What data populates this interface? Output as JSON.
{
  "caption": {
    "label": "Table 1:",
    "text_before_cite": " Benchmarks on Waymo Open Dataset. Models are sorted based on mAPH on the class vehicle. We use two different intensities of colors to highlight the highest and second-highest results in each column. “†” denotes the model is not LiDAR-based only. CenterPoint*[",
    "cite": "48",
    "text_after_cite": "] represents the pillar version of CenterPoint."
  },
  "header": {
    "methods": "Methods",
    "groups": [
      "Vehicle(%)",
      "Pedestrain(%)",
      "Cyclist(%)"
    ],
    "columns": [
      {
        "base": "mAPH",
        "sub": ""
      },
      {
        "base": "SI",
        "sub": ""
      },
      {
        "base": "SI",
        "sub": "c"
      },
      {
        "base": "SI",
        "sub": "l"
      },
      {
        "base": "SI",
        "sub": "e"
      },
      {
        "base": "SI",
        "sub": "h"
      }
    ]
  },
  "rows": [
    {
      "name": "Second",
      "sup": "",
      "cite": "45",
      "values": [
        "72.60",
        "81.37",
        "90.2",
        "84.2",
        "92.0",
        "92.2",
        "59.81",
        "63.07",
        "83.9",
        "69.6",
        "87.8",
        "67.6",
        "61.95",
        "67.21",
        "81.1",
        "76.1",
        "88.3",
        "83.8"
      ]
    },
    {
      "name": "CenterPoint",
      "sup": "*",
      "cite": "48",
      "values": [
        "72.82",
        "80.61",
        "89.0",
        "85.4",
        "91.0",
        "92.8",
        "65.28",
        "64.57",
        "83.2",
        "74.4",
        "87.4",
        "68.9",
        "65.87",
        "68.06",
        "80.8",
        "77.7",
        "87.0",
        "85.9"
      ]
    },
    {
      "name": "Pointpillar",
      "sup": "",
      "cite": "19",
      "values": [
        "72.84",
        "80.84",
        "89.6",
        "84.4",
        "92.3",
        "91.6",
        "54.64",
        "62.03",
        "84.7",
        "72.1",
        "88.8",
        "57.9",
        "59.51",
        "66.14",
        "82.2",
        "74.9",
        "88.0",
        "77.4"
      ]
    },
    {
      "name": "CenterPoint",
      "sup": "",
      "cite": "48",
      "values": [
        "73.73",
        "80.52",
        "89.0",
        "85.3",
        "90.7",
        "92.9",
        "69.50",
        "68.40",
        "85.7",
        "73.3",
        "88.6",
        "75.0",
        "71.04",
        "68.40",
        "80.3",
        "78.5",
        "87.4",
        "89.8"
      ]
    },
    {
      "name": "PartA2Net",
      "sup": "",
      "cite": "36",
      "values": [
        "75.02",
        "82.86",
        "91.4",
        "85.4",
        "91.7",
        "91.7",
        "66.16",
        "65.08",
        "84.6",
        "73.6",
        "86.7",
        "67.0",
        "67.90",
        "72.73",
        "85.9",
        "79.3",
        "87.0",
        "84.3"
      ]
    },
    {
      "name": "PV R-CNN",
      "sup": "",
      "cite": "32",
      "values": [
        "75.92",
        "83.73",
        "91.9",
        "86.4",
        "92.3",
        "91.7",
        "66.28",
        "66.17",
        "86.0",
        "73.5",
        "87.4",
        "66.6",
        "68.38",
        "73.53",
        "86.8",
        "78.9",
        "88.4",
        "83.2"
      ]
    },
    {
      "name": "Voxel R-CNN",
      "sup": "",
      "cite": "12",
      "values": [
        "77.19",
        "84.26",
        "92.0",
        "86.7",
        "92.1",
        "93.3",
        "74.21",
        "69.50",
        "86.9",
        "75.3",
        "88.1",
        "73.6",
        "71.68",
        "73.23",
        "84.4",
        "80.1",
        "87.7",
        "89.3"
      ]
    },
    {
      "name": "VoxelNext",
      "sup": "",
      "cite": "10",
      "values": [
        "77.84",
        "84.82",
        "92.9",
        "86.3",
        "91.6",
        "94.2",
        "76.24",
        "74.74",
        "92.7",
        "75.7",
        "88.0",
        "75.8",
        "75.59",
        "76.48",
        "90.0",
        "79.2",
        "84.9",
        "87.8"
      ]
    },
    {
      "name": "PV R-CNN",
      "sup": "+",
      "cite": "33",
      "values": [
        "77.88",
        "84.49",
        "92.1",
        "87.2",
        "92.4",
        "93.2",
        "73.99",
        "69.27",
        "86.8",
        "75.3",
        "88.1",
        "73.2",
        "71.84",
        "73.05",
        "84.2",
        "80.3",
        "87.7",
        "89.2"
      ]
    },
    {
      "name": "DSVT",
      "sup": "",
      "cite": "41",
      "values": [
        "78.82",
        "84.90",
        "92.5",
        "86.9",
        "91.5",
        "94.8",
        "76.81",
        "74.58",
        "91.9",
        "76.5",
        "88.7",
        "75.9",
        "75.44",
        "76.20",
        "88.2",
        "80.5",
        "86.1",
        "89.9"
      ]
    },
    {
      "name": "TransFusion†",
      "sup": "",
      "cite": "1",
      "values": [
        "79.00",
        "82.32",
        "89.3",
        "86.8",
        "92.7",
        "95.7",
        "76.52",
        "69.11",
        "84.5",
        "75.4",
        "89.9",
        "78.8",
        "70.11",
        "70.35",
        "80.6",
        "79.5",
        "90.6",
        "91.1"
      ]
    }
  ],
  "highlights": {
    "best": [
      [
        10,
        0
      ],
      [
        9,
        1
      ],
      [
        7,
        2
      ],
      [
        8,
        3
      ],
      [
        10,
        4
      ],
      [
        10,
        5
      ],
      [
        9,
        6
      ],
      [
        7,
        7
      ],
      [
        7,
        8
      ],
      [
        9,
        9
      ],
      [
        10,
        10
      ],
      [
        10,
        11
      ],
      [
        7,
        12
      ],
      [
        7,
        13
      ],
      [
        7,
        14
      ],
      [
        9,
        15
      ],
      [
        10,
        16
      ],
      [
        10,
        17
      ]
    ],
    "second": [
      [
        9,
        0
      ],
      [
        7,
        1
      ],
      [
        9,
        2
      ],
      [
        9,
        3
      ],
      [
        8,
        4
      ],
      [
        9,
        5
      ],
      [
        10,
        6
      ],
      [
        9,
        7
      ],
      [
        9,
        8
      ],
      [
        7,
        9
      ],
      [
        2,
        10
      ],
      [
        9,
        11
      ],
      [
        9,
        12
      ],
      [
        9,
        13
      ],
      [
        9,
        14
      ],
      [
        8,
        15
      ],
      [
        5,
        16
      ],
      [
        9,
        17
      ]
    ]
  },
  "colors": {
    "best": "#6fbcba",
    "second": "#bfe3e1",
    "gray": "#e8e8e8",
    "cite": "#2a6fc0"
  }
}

· · ·

--- DIRECTION ---
Output all of the material exactly as written.

--- RESPONSE BELOW ---
What data populates this interface? Output as JSON.
{
  "caption": {
    "label": "Table 1:",
    "text_before_cite": " Benchmarks on Waymo Open Dataset. Models are sorted based on mAPH on the class vehicle. We use two different intensities of colors to highlight the highest and second-highest results in each column. “†” denotes the model is not LiDAR-based only. CenterPoint*[",
    "cite": "48",
    "text_after_cite": "] represents the pillar version of CenterPoint."
  },
  "header": {
    "methods": "Methods",
    "groups": [
      "Vehicle(%)",
      "Pedestrain(%)",
      "Cyclist(%)"
    ],
    "columns": [
      {
        "base": "mAPH",
        "sub": ""
      },
      {
        "base": "SI",
        "sub": ""
      },
      {
        "base": "SI",
        "sub": "c"
      },
      {
        "base": "SI",
        "sub": "l"
      },
      {
        "base": "SI",
        "sub": "e"
      },
      {
        "base": "SI",
        "sub": "h"
      }
    ]
  },
  "rows": [
    {
      "name": "Second",
      "sup": "",
      "cite": "45",
      "values": [
        "72.60",
        "81.37",
        "90.2",
        "84.2",
        "92.0",
        "92.2",
        "59.81",
        "63.07",
        "83.9",
        "69.6",
        "87.8",
        "67.6",
        "61.95",
        "67.21",
        "81.1",
        "76.1",
        "88.3",
        "83.8"
      ]
    },
    {
      "name": "CenterPoint",
      "sup": "*",
      "cite": "48",
      "values": [
        "72.82",
        "80.61",
        "89.0",
        "85.4",
        "91.0",
        "92.8",
        "65.28",
        "64.57",
        "83.2",
        "74.4",
        "87.4",
        "68.9",
        "65.87",
        "68.06",
        "80.8",
        "77.7",
        "87.0",
        "85.9"
      ]
    },
    {
      "name": "Pointpillar",
      "sup": "",
      "cite": "19",
      "values": [
        "72.84",
        "80.84",
        "89.6",
        "84.4",
        "92.3",
        "91.6",
        "54.64",
        "62.03",
        "84.7",
        "72.1",
        "88.8",
        "57.9",
        "59.51",
        "66.14",
        "82.2",
        "74.9",
        "88.0",
        "77.4"
      ]
    },
    {
      "name": "CenterPoint",
      "sup": "",
      "cite": "48",
      "values": [
        "73.73",
        "80.52",
        "89.0",
        "85.3",
        "90.7",
        "92.9",
        "69.50",
        "68.40",
        "85.7",
        "73.3",
        "88.6",
        "75.0",
        "71.04",
        "68.40",
        "80.3",
        "78.5",
        "87.4",
        "89.8"
      ]
    },
    {
      "name": "PartA2Net",
      "sup": "",
      "cite": "36",
      "values": [
        "75.02",
        "82.86",
        "91.4",
        "85.4",
        "91.7",
        "91.7",
        "66.16",
        "65.08",
        "84.6",
        "73.6",
        "86.7",
        "67.0",
        "67.90",
        "72.73",
        "85.9",
        "79.3",
        "87.0",
        "84.3"
      ]
    },
    {
      "name": "PV R-CNN",
      "sup": "",
      "cite": "32",
      "values": [
        "75.92",
        "83.73",
        "91.9",
        "86.4",
        "92.3",
        "91.7",
        "66.28",
        "66.17",
        "86.0",
        "73.5",
        "87.4",
        "66.6",
        "68.38",
        "73.53",
        "86.8",
        "78.9",
        "88.4",
        "83.2"
      ]
    },
    {
      "name": "Voxel R-CNN",
      "sup": "",
      "cite": "12",
      "values": [
        "77.19",
        "84.26",
        "92.0",
        "86.7",
        "92.1",
        "93.3",
        "74.21",
        "69.50",
        "86.9",
        "75.3",
        "88.1",
        "73.6",
        "71.68",
        "73.23",
        "84.4",
        "80.1",
        "87.7",
        "89.3"
      ]
    },
    {
      "name": "VoxelNext",
      "sup": "",
      "cite": "10",
      "values": [
        "77.84",
        "84.82",
        "92.9",
        "86.3",
        "91.6",
        "94.2",
        "76.24",
        "74.74",
        "92.7",
        "75.7",
        "88.0",
        "75.8",
        "75.59",
        "76.48",
        "90.0",
        "79.2",
        "84.9",
        "87.8"
      ]
    },
    {
      "name": "PV R-CNN",
      "sup": "+",
      "cite": "33",
      "values": [
        "77.88",
        "84.49",
        "92.1",
        "87.2",
        "92.4",
        "93.2",
        "73.99",
        "69.27",
        "86.8",
        "75.3",
        "88.1",
        "73.2",
        "71.84",
        "73.05",
        "84.2",
        "80.3",
        "87.7",
        "89.2"
      ]
    },
    {
      "name": "DSVT",
      "sup": "",
      "cite": "41",
      "values": [
        "78.82",
        "84.90",
        "92.5",
        "86.9",
        "91.5",
        "94.8",
        "76.81",
        "74.58",
        "91.9",
        "76.5",
        "88.7",
        "75.9",
        "75.44",
        "76.20",
        "88.2",
        "80.5",
        "86.1",
        "89.9"
      ]
    },
    {
      "name": "TransFusion†",
      "sup": "",
      "cite": "1",
      "values": [
        "79.00",
        "82.32",
        "89.3",
        "86.8",
        "92.7",
        "95.7",
        "76.52",
        "69.11",
        "84.5",
        "75.4",
        "89.9",
        "78.8",
        "70.11",
        "70.35",
        "80.6",
        "79.5",
        "90.6",
        "91.1"
      ]
    }
  ],
  "highlights": {
    "best": [
      [
        10,
        0
      ],
      [
        9,
        1
      ],
      [
        7,
        2
      ],
      [
        8,
        3
      ],
      [
        10,
        4
      ],
      [
        10,
        5
      ],
      [
        9,
        6
      ],
      [
        7,
        7
      ],
      [
        7,
        8
      ],
      [
        9,
        9
      ],
      [
        10,
        10
      ],
      [
        10,
        11
      ],
      [
        7,
        12
      ],
      [
        7,
        13
      ],
      [
        7,
        14
      ],
      [
        9,
        15
      ],
      [
        10,
        16
      ],
      [
        10,
        17
      ]
    ],
    "second": [
      [
        9,
        0
      ],
      [
        7,
        1
      ],
      [
        9,
        2
      ],
      [
        9,
        3
      ],
      [
        8,
        4
      ],
      [
        9,
        5
      ],
      [
        10,
        6
      ],
      [
        9,
        7
      ],
      [
        9,
        8
      ],
      [
        7,
        9
      ],
      [
        2,
        10
      ],
      [
        9,
        11
      ],
      [
        9,
        12
      ],
      [
        9,
        13
      ],
      [
        9,
        14
      ],
      [
        8,
        15
      ],
      [
        5,
        16
      ],
      [
        9,
        17
      ]
    ]
  },
  "colors": {
    "best": "#6fbcba",
    "second": "#bfe3e1",
    "gray": "#e8e8e8",
    "cite": "#2a6fc0"
  }
}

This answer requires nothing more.